Return the listing below verbatim. Pictures do not belong in the copy.

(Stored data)
::::::

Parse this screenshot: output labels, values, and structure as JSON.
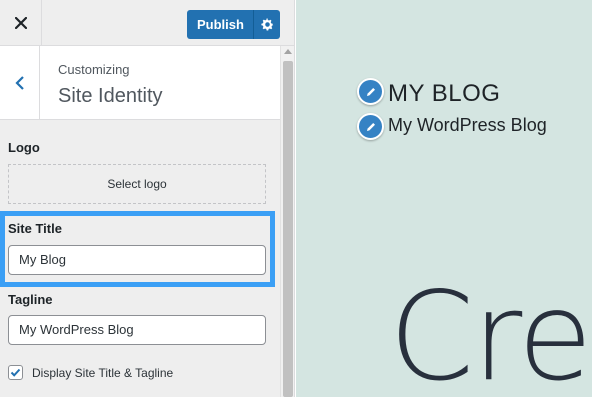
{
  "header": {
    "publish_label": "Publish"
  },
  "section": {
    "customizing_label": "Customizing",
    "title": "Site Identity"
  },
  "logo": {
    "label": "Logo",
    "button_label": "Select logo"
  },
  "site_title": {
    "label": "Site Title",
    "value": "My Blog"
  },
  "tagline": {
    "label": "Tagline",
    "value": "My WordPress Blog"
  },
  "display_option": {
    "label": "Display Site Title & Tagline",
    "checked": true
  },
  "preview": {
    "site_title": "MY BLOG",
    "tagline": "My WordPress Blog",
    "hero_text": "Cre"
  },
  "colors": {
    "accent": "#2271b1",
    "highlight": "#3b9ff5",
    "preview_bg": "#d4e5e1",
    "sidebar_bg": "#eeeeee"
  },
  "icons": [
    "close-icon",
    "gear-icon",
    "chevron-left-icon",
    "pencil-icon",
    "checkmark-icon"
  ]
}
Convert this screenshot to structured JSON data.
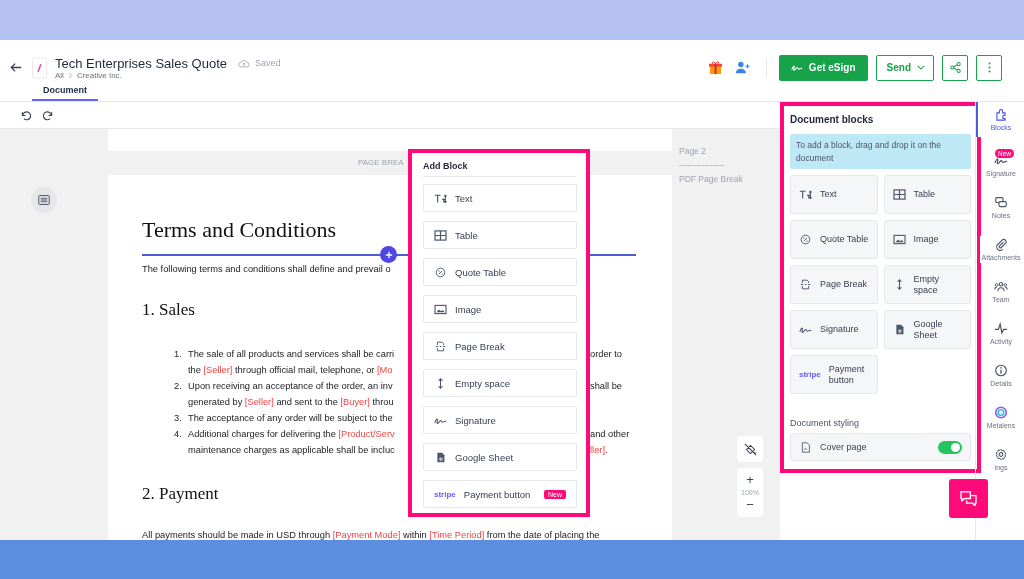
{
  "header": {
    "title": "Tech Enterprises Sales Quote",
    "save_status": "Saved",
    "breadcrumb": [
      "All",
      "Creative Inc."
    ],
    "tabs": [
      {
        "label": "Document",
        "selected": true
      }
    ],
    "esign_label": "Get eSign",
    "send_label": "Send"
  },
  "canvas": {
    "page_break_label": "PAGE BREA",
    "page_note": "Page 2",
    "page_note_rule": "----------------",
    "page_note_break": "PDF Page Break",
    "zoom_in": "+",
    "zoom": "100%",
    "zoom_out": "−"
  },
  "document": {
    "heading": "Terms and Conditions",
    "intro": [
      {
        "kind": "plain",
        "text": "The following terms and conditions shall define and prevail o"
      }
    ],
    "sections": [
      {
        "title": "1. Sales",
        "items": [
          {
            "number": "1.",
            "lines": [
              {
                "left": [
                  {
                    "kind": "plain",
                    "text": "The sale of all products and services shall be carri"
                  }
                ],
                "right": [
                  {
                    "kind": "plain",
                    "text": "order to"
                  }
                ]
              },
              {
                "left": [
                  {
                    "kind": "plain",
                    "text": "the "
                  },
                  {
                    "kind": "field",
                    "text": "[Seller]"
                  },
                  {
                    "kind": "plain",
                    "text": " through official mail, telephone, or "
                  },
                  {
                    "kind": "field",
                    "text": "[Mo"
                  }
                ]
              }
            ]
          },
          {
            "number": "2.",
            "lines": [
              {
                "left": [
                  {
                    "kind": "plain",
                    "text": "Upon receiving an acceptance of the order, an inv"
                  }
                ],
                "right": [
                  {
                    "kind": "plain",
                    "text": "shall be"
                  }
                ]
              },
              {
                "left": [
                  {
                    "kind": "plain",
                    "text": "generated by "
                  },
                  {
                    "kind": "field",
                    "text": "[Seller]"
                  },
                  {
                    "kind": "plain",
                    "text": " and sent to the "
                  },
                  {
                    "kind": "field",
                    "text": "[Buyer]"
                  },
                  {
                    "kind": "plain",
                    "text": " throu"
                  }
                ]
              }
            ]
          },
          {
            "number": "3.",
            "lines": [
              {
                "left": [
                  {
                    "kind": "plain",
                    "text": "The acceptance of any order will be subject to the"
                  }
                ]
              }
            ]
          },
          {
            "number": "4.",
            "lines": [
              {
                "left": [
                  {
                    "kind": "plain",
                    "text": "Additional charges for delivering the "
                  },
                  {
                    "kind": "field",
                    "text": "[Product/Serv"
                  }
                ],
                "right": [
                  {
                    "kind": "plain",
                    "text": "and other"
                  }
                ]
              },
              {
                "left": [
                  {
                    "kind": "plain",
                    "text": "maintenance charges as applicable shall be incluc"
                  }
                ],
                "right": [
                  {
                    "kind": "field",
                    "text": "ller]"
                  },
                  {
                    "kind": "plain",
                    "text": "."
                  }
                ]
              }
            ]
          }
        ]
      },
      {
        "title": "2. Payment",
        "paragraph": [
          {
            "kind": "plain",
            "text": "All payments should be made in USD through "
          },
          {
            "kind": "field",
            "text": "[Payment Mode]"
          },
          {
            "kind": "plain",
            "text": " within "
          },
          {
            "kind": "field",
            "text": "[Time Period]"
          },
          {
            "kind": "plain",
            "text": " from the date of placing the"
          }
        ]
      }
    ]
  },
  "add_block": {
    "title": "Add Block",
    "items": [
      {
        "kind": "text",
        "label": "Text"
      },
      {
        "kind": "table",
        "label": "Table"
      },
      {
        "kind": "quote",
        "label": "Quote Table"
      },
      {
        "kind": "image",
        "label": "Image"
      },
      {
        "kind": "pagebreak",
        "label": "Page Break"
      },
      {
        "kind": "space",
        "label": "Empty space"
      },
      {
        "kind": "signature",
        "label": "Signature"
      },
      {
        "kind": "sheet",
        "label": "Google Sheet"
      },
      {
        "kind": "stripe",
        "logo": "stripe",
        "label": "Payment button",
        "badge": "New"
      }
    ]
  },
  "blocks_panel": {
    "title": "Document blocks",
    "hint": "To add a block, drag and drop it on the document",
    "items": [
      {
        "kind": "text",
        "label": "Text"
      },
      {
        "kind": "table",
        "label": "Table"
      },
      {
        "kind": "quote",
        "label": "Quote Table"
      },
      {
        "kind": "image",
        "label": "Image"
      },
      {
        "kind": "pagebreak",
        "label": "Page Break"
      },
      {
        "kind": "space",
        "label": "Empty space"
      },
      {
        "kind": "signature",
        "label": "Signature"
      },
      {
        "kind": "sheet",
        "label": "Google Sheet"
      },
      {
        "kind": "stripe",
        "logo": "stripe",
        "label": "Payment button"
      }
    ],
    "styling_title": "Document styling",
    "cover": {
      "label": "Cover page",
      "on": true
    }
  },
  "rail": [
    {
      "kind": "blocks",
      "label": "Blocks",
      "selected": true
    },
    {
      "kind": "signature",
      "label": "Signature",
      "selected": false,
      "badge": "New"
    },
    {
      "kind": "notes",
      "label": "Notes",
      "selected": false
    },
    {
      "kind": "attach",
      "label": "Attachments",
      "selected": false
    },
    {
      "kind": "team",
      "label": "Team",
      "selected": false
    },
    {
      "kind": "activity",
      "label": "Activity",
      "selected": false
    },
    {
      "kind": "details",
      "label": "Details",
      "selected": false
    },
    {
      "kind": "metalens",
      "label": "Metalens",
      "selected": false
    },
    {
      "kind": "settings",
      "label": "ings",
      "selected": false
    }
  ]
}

::::::

Right answer
Parse this screenshot: output labels, values, and structure as JSON.
{
  "header": {
    "publish_label": "Publish"
  },
  "section": {
    "customizing_label": "Customizing",
    "title": "Site Identity"
  },
  "logo": {
    "label": "Logo",
    "button_label": "Select logo"
  },
  "site_title": {
    "label": "Site Title",
    "value": "My Blog"
  },
  "tagline": {
    "label": "Tagline",
    "value": "My WordPress Blog"
  },
  "display_option": {
    "label": "Display Site Title & Tagline",
    "checked": true
  },
  "preview": {
    "site_title": "MY BLOG",
    "tagline": "My WordPress Blog",
    "hero_text": "Cre"
  },
  "colors": {
    "accent": "#2271b1",
    "highlight": "#3b9ff5",
    "preview_bg": "#d4e5e1",
    "sidebar_bg": "#eeeeee"
  },
  "icons": [
    "close-icon",
    "gear-icon",
    "chevron-left-icon",
    "pencil-icon",
    "checkmark-icon"
  ]
}
Convert this screenshot to structured JSON data.
{
  "header": {
    "title": "Tech Enterprises Sales Quote",
    "save_status": "Saved",
    "breadcrumb": [
      "All",
      "Creative Inc."
    ],
    "tabs": [
      {
        "label": "Document",
        "selected": true
      }
    ],
    "esign_label": "Get eSign",
    "send_label": "Send"
  },
  "canvas": {
    "page_break_label": "PAGE BREA",
    "page_note": "Page 2",
    "page_note_rule": "----------------",
    "page_note_break": "PDF Page Break",
    "zoom_in": "+",
    "zoom": "100%",
    "zoom_out": "−"
  },
  "document": {
    "heading": "Terms and Conditions",
    "intro": [
      {
        "kind": "plain",
        "text": "The following terms and conditions shall define and prevail o"
      }
    ],
    "sections": [
      {
        "title": "1. Sales",
        "items": [
          {
            "number": "1.",
            "lines": [
              {
                "left": [
                  {
                    "kind": "plain",
                    "text": "The sale of all products and services shall be carri"
                  }
                ],
                "right": [
                  {
                    "kind": "plain",
                    "text": "order to"
                  }
                ]
              },
              {
                "left": [
                  {
                    "kind": "plain",
                    "text": "the "
                  },
                  {
                    "kind": "field",
                    "text": "[Seller]"
                  },
                  {
                    "kind": "plain",
                    "text": " through official mail, telephone, or "
                  },
                  {
                    "kind": "field",
                    "text": "[Mo"
                  }
                ]
              }
            ]
          },
          {
            "number": "2.",
            "lines": [
              {
                "left": [
                  {
                    "kind": "plain",
                    "text": "Upon receiving an acceptance of the order, an inv"
                  }
                ],
                "right": [
                  {
                    "kind": "plain",
                    "text": "shall be"
                  }
                ]
              },
              {
                "left": [
                  {
                    "kind": "plain",
                    "text": "generated by "
                  },
                  {
                    "kind": "field",
                    "text": "[Seller]"
                  },
                  {
                    "kind": "plain",
                    "text": " and sent to the "
                  },
                  {
                    "kind": "field",
                    "text": "[Buyer]"
                  },
                  {
                    "kind": "plain",
                    "text": " throu"
                  }
                ]
              }
            ]
          },
          {
            "number": "3.",
            "lines": [
              {
                "left": [
                  {
                    "kind": "plain",
                    "text": "The acceptance of any order will be subject to the"
                  }
                ]
              }
            ]
          },
          {
            "number": "4.",
            "lines": [
              {
                "left": [
                  {
                    "kind": "plain",
                    "text": "Additional charges for delivering the "
                  },
                  {
                    "kind": "field",
                    "text": "[Product/Serv"
                  }
                ],
                "right": [
                  {
                    "kind": "plain",
                    "text": "and other"
                  }
                ]
              },
              {
                "left": [
                  {
                    "kind": "plain",
                    "text": "maintenance charges as applicable shall be incluc"
                  }
                ],
                "right": [
                  {
                    "kind": "field",
                    "text": "ller]"
                  },
                  {
                    "kind": "plain",
                    "text": "."
                  }
                ]
              }
            ]
          }
        ]
      },
      {
        "title": "2. Payment",
        "paragraph": [
          {
            "kind": "plain",
            "text": "All payments should be made in USD through "
          },
          {
            "kind": "field",
            "text": "[Payment Mode]"
          },
          {
            "kind": "plain",
            "text": " within "
          },
          {
            "kind": "field",
            "text": "[Time Period]"
          },
          {
            "kind": "plain",
            "text": " from the date of placing the"
          }
        ]
      }
    ]
  },
  "add_block": {
    "title": "Add Block",
    "items": [
      {
        "kind": "text",
        "label": "Text"
      },
      {
        "kind": "table",
        "label": "Table"
      },
      {
        "kind": "quote",
        "label": "Quote Table"
      },
      {
        "kind": "image",
        "label": "Image"
      },
      {
        "kind": "pagebreak",
        "label": "Page Break"
      },
      {
        "kind": "space",
        "label": "Empty space"
      },
      {
        "kind": "signature",
        "label": "Signature"
      },
      {
        "kind": "sheet",
        "label": "Google Sheet"
      },
      {
        "kind": "stripe",
        "logo": "stripe",
        "label": "Payment button",
        "badge": "New"
      }
    ]
  },
  "blocks_panel": {
    "title": "Document blocks",
    "hint": "To add a block, drag and drop it on the document",
    "items": [
      {
        "kind": "text",
        "label": "Text"
      },
      {
        "kind": "table",
        "label": "Table"
      },
      {
        "kind": "quote",
        "label": "Quote Table"
      },
      {
        "kind": "image",
        "label": "Image"
      },
      {
        "kind": "pagebreak",
        "label": "Page Break"
      },
      {
        "kind": "space",
        "label": "Empty space"
      },
      {
        "kind": "signature",
        "label": "Signature"
      },
      {
        "kind": "sheet",
        "label": "Google Sheet"
      },
      {
        "kind": "stripe",
        "logo": "stripe",
        "label": "Payment button"
      }
    ],
    "styling_title": "Document styling",
    "cover": {
      "label": "Cover page",
      "on": true
    }
  },
  "rail": [
    {
      "kind": "blocks",
      "label": "Blocks",
      "selected": true
    },
    {
      "kind": "signature",
      "label": "Signature",
      "selected": false,
      "badge": "New"
    },
    {
      "kind": "notes",
      "label": "Notes",
      "selected": false
    },
    {
      "kind": "attach",
      "label": "Attachments",
      "selected": false
    },
    {
      "kind": "team",
      "label": "Team",
      "selected": false
    },
    {
      "kind": "activity",
      "label": "Activity",
      "selected": false
    },
    {
      "kind": "details",
      "label": "Details",
      "selected": false
    },
    {
      "kind": "metalens",
      "label": "Metalens",
      "selected": false
    },
    {
      "kind": "settings",
      "label": "ings",
      "selected": false
    }
  ]
}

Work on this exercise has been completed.